Write the entries out again exactly as they stand, but without the pictures.

## Stored data entries
- - - - -
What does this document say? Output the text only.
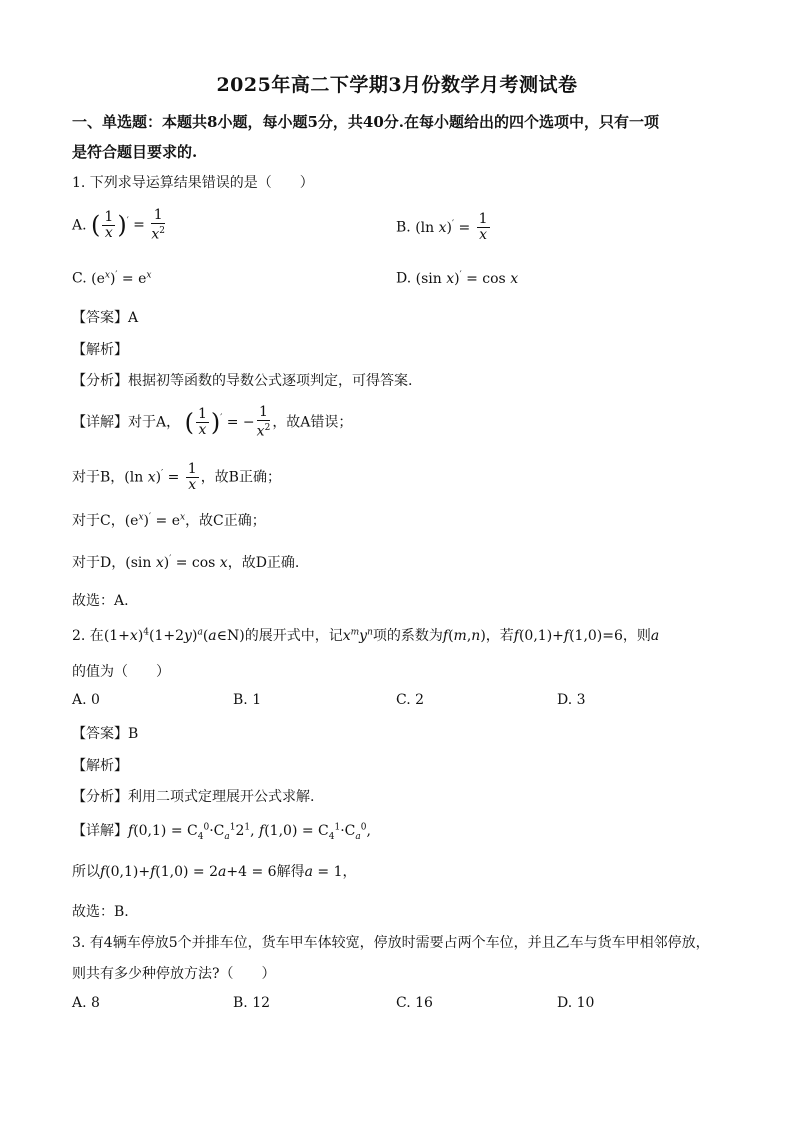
2025年高二下学期3月份数学月考测试卷
一、单选题：本题共8小题，每小题5分，共40分.在每小题给出的四个选项中，只有一项
是符合题目要求的.
1. 下列求导运算结果错误的是（　　）
A. ( $\frac{1}{x} )' = \frac{1}{x^2}$	B. (ln $x)' = \frac{1}{x}$
C. $(e^x)' = e^x$	D. (sin x)′ = cos x
【答案】A
【解析】
【分析】根据初等函数的导数公式逐项判定，可得答案.
【详解】对于A， ( $\frac{1}{x} )'$ = − $\frac{1}{x^2}$ ，故A错误；
对于B，(ln $x)' = \frac{1}{x}$ ，故B正确；
对于C，$(e^x)' = e^x$，故C正确；
对于D，(sin x)′ = cos x，故D正确.
故选：A.
2. 在$(1+x)^4(1+2y)^a(a\in N)$的展开式中，记$x^my^n$项的系数为f(m,n)，若f(0,1)+f(1,0)=6，则a
的值为（　　）
A. 0	B. 1	C. 2	D. 3
【答案】B
【解析】
【分析】利用二项式定理展开公式求解.
【详解】$f(0,1) = C_4^0\cdot C_a^12^1$, $f(1,0) = C_4^1\cdot C_a^0$,
所以f(0,1)+f(1,0) = 2a+4 = 6解得a = 1，
故选：B.
3. 有4辆车停放5个并排车位，货车甲车体较宽，停放时需要占两个车位，并且乙车与货车甲相邻停放，
则共有多少种停放方法?（　　）
A. 8	B. 12	C. 16	D. 10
- - - - -
## EXPECTED ANSWER
What does this document say? Output the text only.
2025年高二下学期3月份数学月考测试卷
一、单选题：本题共8小题，每小题5分，共40分.在每小题给出的四个选项中，只有一项
是符合题目要求的.
1. 下列求导运算结果错误的是（　　）
A. ( $\frac{1}{x} )' = \frac{1}{x^2}$	B. (ln $x)' = \frac{1}{x}$
C. $(e^x)' = e^x$	D. (sin x)′ = cos x
【答案】A
【解析】
【分析】根据初等函数的导数公式逐项判定，可得答案.
【详解】对于A， ( $\frac{1}{x} )'$ = − $\frac{1}{x^2}$ ，故A错误；
对于B，(ln $x)' = \frac{1}{x}$ ，故B正确；
对于C，$(e^x)' = e^x$，故C正确；
对于D，(sin x)′ = cos x，故D正确.
故选：A.
2. 在$(1+x)^4(1+2y)^a(a\in N)$的展开式中，记$x^my^n$项的系数为f(m,n)，若f(0,1)+f(1,0)=6，则a
的值为（　　）
A. 0	B. 1	C. 2	D. 3
【答案】B
【解析】
【分析】利用二项式定理展开公式求解.
【详解】$f(0,1) = C_4^0\cdot C_a^12^1$, $f(1,0) = C_4^1\cdot C_a^0$,
所以f(0,1)+f(1,0) = 2a+4 = 6解得a = 1，
故选：B.
3. 有4辆车停放5个并排车位，货车甲车体较宽，停放时需要占两个车位，并且乙车与货车甲相邻停放，
则共有多少种停放方法?（　　）
A. 8	B. 12	C. 16	D. 10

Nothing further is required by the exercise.